Dataset records on visual material
-=-=-=-=-
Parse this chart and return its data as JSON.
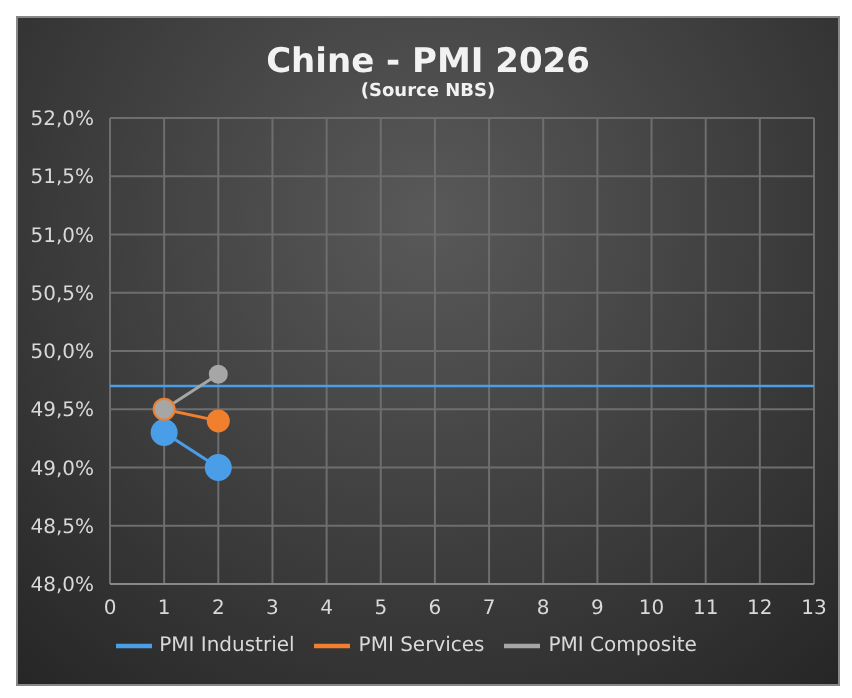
{
  "chart_data": {
    "type": "line",
    "title": "Chine - PMI 2026",
    "subtitle": "(Source NBS)",
    "x": [
      1,
      2
    ],
    "series": [
      {
        "name": "PMI Industriel",
        "color": "#4a9ee8",
        "values": [
          49.3,
          49.0
        ]
      },
      {
        "name": "PMI Services",
        "color": "#f07f2e",
        "values": [
          49.5,
          49.4
        ]
      },
      {
        "name": "PMI Composite",
        "color": "#a6a6a6",
        "values": [
          49.5,
          49.8
        ]
      }
    ],
    "xlim": [
      0,
      13
    ],
    "xticks": [
      0,
      1,
      2,
      3,
      4,
      5,
      6,
      7,
      8,
      9,
      10,
      11,
      12,
      13
    ],
    "ylim": [
      48,
      52
    ],
    "yticks": [
      {
        "value": 48,
        "label": "48,0%"
      },
      {
        "value": 48.5,
        "label": "48,5%"
      },
      {
        "value": 49,
        "label": "49,0%"
      },
      {
        "value": 49.5,
        "label": "49,5%"
      },
      {
        "value": 50,
        "label": "50,0%"
      },
      {
        "value": 50.5,
        "label": "50,5%"
      },
      {
        "value": 51,
        "label": "51,0%"
      },
      {
        "value": 51.5,
        "label": "51,5%"
      },
      {
        "value": 52,
        "label": "52,0%"
      }
    ],
    "ref_lines": [
      {
        "axis": "y",
        "value": 49.7,
        "color": "#4a9ee8"
      }
    ],
    "grid": true,
    "legend": "bottom",
    "marker": "circle",
    "line_style": "solid"
  }
}
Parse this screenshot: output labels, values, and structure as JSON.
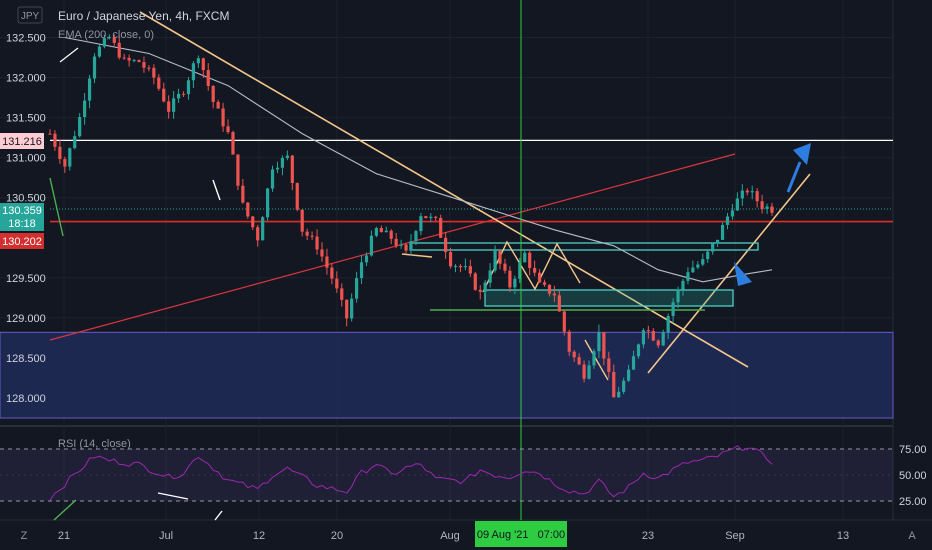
{
  "header": {
    "symbol_badge": "JPY",
    "title": "Euro / Japanese Yen, 4h, FXCM",
    "ema_label": "EMA (200, close, 0)",
    "rsi_label": "RSI (14, close)"
  },
  "price_badges": {
    "resistance": "131.216",
    "last": "130.359",
    "countdown": "18:18",
    "support": "130.202"
  },
  "crosshair_label": "09 Aug '21   07:00",
  "bottom_badges": {
    "left": "Z",
    "right": "A"
  },
  "colors": {
    "background": "#131722",
    "up_candle": "#26a69a",
    "down_candle": "#ef5350",
    "trendline": "#f3c68a",
    "support_line": "#e02b2b",
    "resistance_line": "#ffffff",
    "ema": "#b5bcc9",
    "rsi": "#9c27b0",
    "zone": "#1e2b58",
    "crosshair": "#2ecc40",
    "arrow": "#2d7ee0"
  },
  "chart_data": {
    "type": "candlestick",
    "x_ticks": [
      "21",
      "Jul",
      "12",
      "20",
      "Aug",
      "23",
      "Sep",
      "13"
    ],
    "y_ticks": [
      "132.500",
      "132.000",
      "131.500",
      "131.000",
      "130.500",
      "129.500",
      "129.000",
      "128.500",
      "128.000"
    ],
    "ylim": [
      127.8,
      132.7
    ],
    "rsi_ticks": [
      "75.00",
      "50.00",
      "25.00"
    ],
    "rsi_ylim": [
      15,
      85
    ],
    "levels": {
      "resistance": 131.216,
      "support": 130.202,
      "last": 130.359
    },
    "zone": [
      127.75,
      128.82
    ],
    "price_path": [
      [
        0,
        131.3
      ],
      [
        3,
        130.9
      ],
      [
        6,
        131.5
      ],
      [
        9,
        132.3
      ],
      [
        12,
        132.5
      ],
      [
        15,
        132.2
      ],
      [
        18,
        132.2
      ],
      [
        21,
        132.0
      ],
      [
        24,
        131.6
      ],
      [
        27,
        131.85
      ],
      [
        30,
        132.3
      ],
      [
        33,
        131.7
      ],
      [
        36,
        131.3
      ],
      [
        39,
        130.4
      ],
      [
        42,
        130.0
      ],
      [
        45,
        130.9
      ],
      [
        48,
        131.0
      ],
      [
        51,
        130.1
      ],
      [
        54,
        129.9
      ],
      [
        57,
        129.5
      ],
      [
        60,
        129.0
      ],
      [
        63,
        129.7
      ],
      [
        66,
        130.1
      ],
      [
        69,
        130.0
      ],
      [
        72,
        129.8
      ],
      [
        75,
        130.3
      ],
      [
        78,
        130.2
      ],
      [
        81,
        129.7
      ],
      [
        84,
        129.6
      ],
      [
        87,
        129.3
      ],
      [
        90,
        129.8
      ],
      [
        93,
        129.4
      ],
      [
        96,
        129.8
      ],
      [
        99,
        129.4
      ],
      [
        102,
        129.3
      ],
      [
        105,
        128.6
      ],
      [
        108,
        128.3
      ],
      [
        111,
        128.8
      ],
      [
        114,
        128.0
      ],
      [
        117,
        128.3
      ],
      [
        120,
        128.9
      ],
      [
        123,
        128.7
      ],
      [
        126,
        129.2
      ],
      [
        129,
        129.6
      ],
      [
        132,
        129.7
      ],
      [
        135,
        130.0
      ],
      [
        138,
        130.4
      ],
      [
        141,
        130.6
      ],
      [
        144,
        130.4
      ],
      [
        146,
        130.36
      ]
    ],
    "ema_path": [
      [
        3,
        132.5
      ],
      [
        20,
        132.3
      ],
      [
        36,
        131.9
      ],
      [
        51,
        131.3
      ],
      [
        66,
        130.8
      ],
      [
        84,
        130.45
      ],
      [
        102,
        130.1
      ],
      [
        114,
        129.9
      ],
      [
        123,
        129.6
      ],
      [
        132,
        129.45
      ],
      [
        141,
        129.55
      ],
      [
        146,
        129.6
      ]
    ],
    "rsi_path": [
      [
        0,
        28
      ],
      [
        6,
        55
      ],
      [
        9,
        68
      ],
      [
        12,
        64
      ],
      [
        18,
        60
      ],
      [
        24,
        48
      ],
      [
        27,
        52
      ],
      [
        30,
        69
      ],
      [
        36,
        45
      ],
      [
        42,
        36
      ],
      [
        45,
        50
      ],
      [
        48,
        56
      ],
      [
        54,
        40
      ],
      [
        60,
        34
      ],
      [
        63,
        52
      ],
      [
        66,
        61
      ],
      [
        69,
        50
      ],
      [
        72,
        57
      ],
      [
        75,
        60
      ],
      [
        78,
        46
      ],
      [
        81,
        45
      ],
      [
        84,
        44
      ],
      [
        87,
        55
      ],
      [
        90,
        50
      ],
      [
        93,
        48
      ],
      [
        96,
        55
      ],
      [
        99,
        52
      ],
      [
        102,
        42
      ],
      [
        105,
        35
      ],
      [
        108,
        32
      ],
      [
        111,
        44
      ],
      [
        114,
        29
      ],
      [
        117,
        38
      ],
      [
        120,
        52
      ],
      [
        123,
        47
      ],
      [
        126,
        55
      ],
      [
        129,
        62
      ],
      [
        132,
        64
      ],
      [
        135,
        68
      ],
      [
        138,
        74
      ],
      [
        141,
        78
      ],
      [
        143,
        72
      ],
      [
        146,
        63
      ]
    ]
  }
}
-=-=-=-=-
Could you reproduce every record above exactly, leaving out the pictures?

[Full output]
Parse this chart and return its data as JSON.
{
  "chart_data": {
    "type": "line",
    "title": "Chine - PMI 2026",
    "subtitle": "(Source NBS)",
    "x": [
      1,
      2
    ],
    "series": [
      {
        "name": "PMI Industriel",
        "color": "#4a9ee8",
        "values": [
          49.3,
          49.0
        ]
      },
      {
        "name": "PMI Services",
        "color": "#f07f2e",
        "values": [
          49.5,
          49.4
        ]
      },
      {
        "name": "PMI Composite",
        "color": "#a6a6a6",
        "values": [
          49.5,
          49.8
        ]
      }
    ],
    "xlim": [
      0,
      13
    ],
    "xticks": [
      0,
      1,
      2,
      3,
      4,
      5,
      6,
      7,
      8,
      9,
      10,
      11,
      12,
      13
    ],
    "ylim": [
      48,
      52
    ],
    "yticks": [
      {
        "value": 48,
        "label": "48,0%"
      },
      {
        "value": 48.5,
        "label": "48,5%"
      },
      {
        "value": 49,
        "label": "49,0%"
      },
      {
        "value": 49.5,
        "label": "49,5%"
      },
      {
        "value": 50,
        "label": "50,0%"
      },
      {
        "value": 50.5,
        "label": "50,5%"
      },
      {
        "value": 51,
        "label": "51,0%"
      },
      {
        "value": 51.5,
        "label": "51,5%"
      },
      {
        "value": 52,
        "label": "52,0%"
      }
    ],
    "ref_lines": [
      {
        "axis": "y",
        "value": 49.7,
        "color": "#4a9ee8"
      }
    ],
    "grid": true,
    "legend": "bottom",
    "marker": "circle",
    "line_style": "solid"
  }
}
Parse this screenshot: output labels, values, and structure as JSON.
{
  "header": {
    "symbol_badge": "JPY",
    "title": "Euro / Japanese Yen, 4h, FXCM",
    "ema_label": "EMA (200, close, 0)",
    "rsi_label": "RSI (14, close)"
  },
  "price_badges": {
    "resistance": "131.216",
    "last": "130.359",
    "countdown": "18:18",
    "support": "130.202"
  },
  "crosshair_label": "09 Aug '21   07:00",
  "bottom_badges": {
    "left": "Z",
    "right": "A"
  },
  "colors": {
    "background": "#131722",
    "up_candle": "#26a69a",
    "down_candle": "#ef5350",
    "trendline": "#f3c68a",
    "support_line": "#e02b2b",
    "resistance_line": "#ffffff",
    "ema": "#b5bcc9",
    "rsi": "#9c27b0",
    "zone": "#1e2b58",
    "crosshair": "#2ecc40",
    "arrow": "#2d7ee0"
  },
  "chart_data": {
    "type": "candlestick",
    "x_ticks": [
      "21",
      "Jul",
      "12",
      "20",
      "Aug",
      "23",
      "Sep",
      "13"
    ],
    "y_ticks": [
      "132.500",
      "132.000",
      "131.500",
      "131.000",
      "130.500",
      "129.500",
      "129.000",
      "128.500",
      "128.000"
    ],
    "ylim": [
      127.8,
      132.7
    ],
    "rsi_ticks": [
      "75.00",
      "50.00",
      "25.00"
    ],
    "rsi_ylim": [
      15,
      85
    ],
    "levels": {
      "resistance": 131.216,
      "support": 130.202,
      "last": 130.359
    },
    "zone": [
      127.75,
      128.82
    ],
    "price_path": [
      [
        0,
        131.3
      ],
      [
        3,
        130.9
      ],
      [
        6,
        131.5
      ],
      [
        9,
        132.3
      ],
      [
        12,
        132.5
      ],
      [
        15,
        132.2
      ],
      [
        18,
        132.2
      ],
      [
        21,
        132.0
      ],
      [
        24,
        131.6
      ],
      [
        27,
        131.85
      ],
      [
        30,
        132.3
      ],
      [
        33,
        131.7
      ],
      [
        36,
        131.3
      ],
      [
        39,
        130.4
      ],
      [
        42,
        130.0
      ],
      [
        45,
        130.9
      ],
      [
        48,
        131.0
      ],
      [
        51,
        130.1
      ],
      [
        54,
        129.9
      ],
      [
        57,
        129.5
      ],
      [
        60,
        129.0
      ],
      [
        63,
        129.7
      ],
      [
        66,
        130.1
      ],
      [
        69,
        130.0
      ],
      [
        72,
        129.8
      ],
      [
        75,
        130.3
      ],
      [
        78,
        130.2
      ],
      [
        81,
        129.7
      ],
      [
        84,
        129.6
      ],
      [
        87,
        129.3
      ],
      [
        90,
        129.8
      ],
      [
        93,
        129.4
      ],
      [
        96,
        129.8
      ],
      [
        99,
        129.4
      ],
      [
        102,
        129.3
      ],
      [
        105,
        128.6
      ],
      [
        108,
        128.3
      ],
      [
        111,
        128.8
      ],
      [
        114,
        128.0
      ],
      [
        117,
        128.3
      ],
      [
        120,
        128.9
      ],
      [
        123,
        128.7
      ],
      [
        126,
        129.2
      ],
      [
        129,
        129.6
      ],
      [
        132,
        129.7
      ],
      [
        135,
        130.0
      ],
      [
        138,
        130.4
      ],
      [
        141,
        130.6
      ],
      [
        144,
        130.4
      ],
      [
        146,
        130.36
      ]
    ],
    "ema_path": [
      [
        3,
        132.5
      ],
      [
        20,
        132.3
      ],
      [
        36,
        131.9
      ],
      [
        51,
        131.3
      ],
      [
        66,
        130.8
      ],
      [
        84,
        130.45
      ],
      [
        102,
        130.1
      ],
      [
        114,
        129.9
      ],
      [
        123,
        129.6
      ],
      [
        132,
        129.45
      ],
      [
        141,
        129.55
      ],
      [
        146,
        129.6
      ]
    ],
    "rsi_path": [
      [
        0,
        28
      ],
      [
        6,
        55
      ],
      [
        9,
        68
      ],
      [
        12,
        64
      ],
      [
        18,
        60
      ],
      [
        24,
        48
      ],
      [
        27,
        52
      ],
      [
        30,
        69
      ],
      [
        36,
        45
      ],
      [
        42,
        36
      ],
      [
        45,
        50
      ],
      [
        48,
        56
      ],
      [
        54,
        40
      ],
      [
        60,
        34
      ],
      [
        63,
        52
      ],
      [
        66,
        61
      ],
      [
        69,
        50
      ],
      [
        72,
        57
      ],
      [
        75,
        60
      ],
      [
        78,
        46
      ],
      [
        81,
        45
      ],
      [
        84,
        44
      ],
      [
        87,
        55
      ],
      [
        90,
        50
      ],
      [
        93,
        48
      ],
      [
        96,
        55
      ],
      [
        99,
        52
      ],
      [
        102,
        42
      ],
      [
        105,
        35
      ],
      [
        108,
        32
      ],
      [
        111,
        44
      ],
      [
        114,
        29
      ],
      [
        117,
        38
      ],
      [
        120,
        52
      ],
      [
        123,
        47
      ],
      [
        126,
        55
      ],
      [
        129,
        62
      ],
      [
        132,
        64
      ],
      [
        135,
        68
      ],
      [
        138,
        74
      ],
      [
        141,
        78
      ],
      [
        143,
        72
      ],
      [
        146,
        63
      ]
    ]
  }
}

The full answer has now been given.